··· Trecho do documento ···
"Na Bíblia
O
ciclo de Eliseu (2Rs 2-9.13,1-10) está ligado com o de Elias. A vocação
de Eliseu está colocada após a teofania do Horeb (1Rs 19,16-21).
Segundo a ordem divina, ele é aquele que deve suceder ao Tesbita. Por
isso torna-se seu servidor e discípulo (2Rs 2,1-18). Pelo fato de
acompanhar e ser testemunha do rapto de Elias, Eliseu herda o duplo
espírito do Tesbita (2Rs 2,1-18). O carro e os cavalos que raptaram
Elias constituem a escolta invisível de Eliseu (2Rs 6,17).
Numerosos
milagres e prodígios exaltam “o homem de Deus”, o taumaturgo a serviço
dos pobres e que intervém na política. Morto, o seu cadáver ressuscita
um morto (2Rs 13,20-21). No livro do Eclesiástico, o seu elogio segue o
do seu mestre (Eclo 48,12-14) e recorda o dom do espírito de Elias que
recebeu durante o rapto. Entre as suas obras maravilhosas é indicada a
ressurreição de um morto após a sua morte. A cura de Naamã, o Sírio, é
recordada no Evangelho (Lc 4,27), também depois de recordar Elias.
··· Dados registrados ···
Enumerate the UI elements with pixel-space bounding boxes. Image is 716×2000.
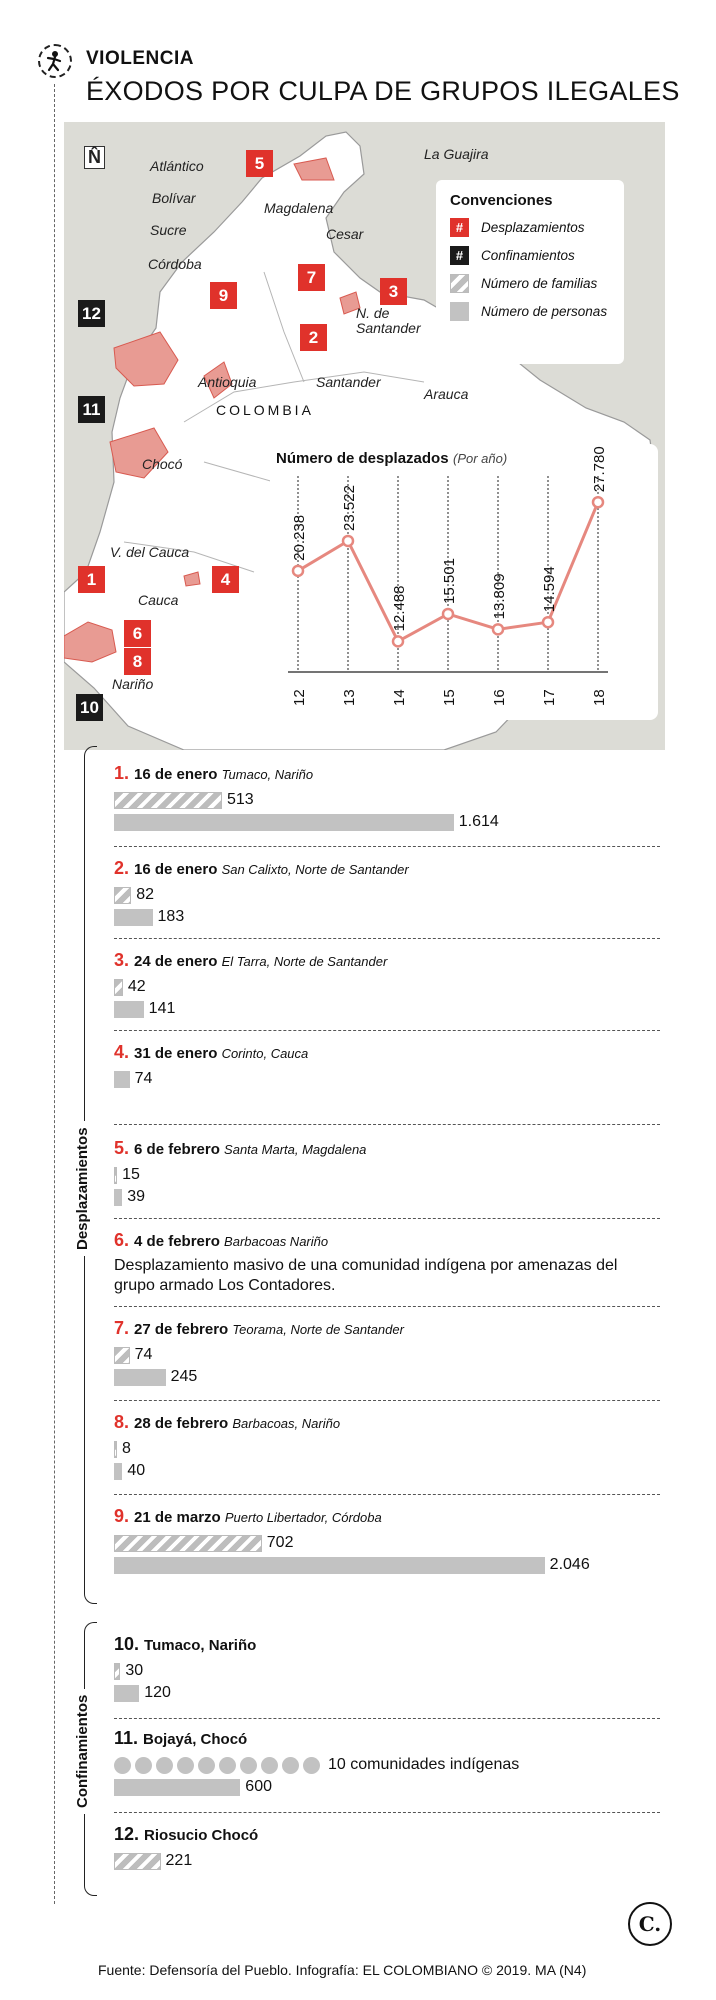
···
## O que fazer
Cite literalmente, do texto sobre Eliseu, tudo desde "Segundo a ordem" até "Eliseu (2Rs 6,17).".

## Resultado do exercício
Segundo a ordem divina, ele é aquele que deve suceder ao Tesbita. Por
isso torna-se seu servidor e discípulo (2Rs 2,1-18). Pelo fato de
acompanhar e ser testemunha do rapto de Elias, Eliseu herda o duplo
espírito do Tesbita (2Rs 2,1-18). O carro e os cavalos que raptaram
Elias constituem a escolta invisível de Eliseu (2Rs 6,17).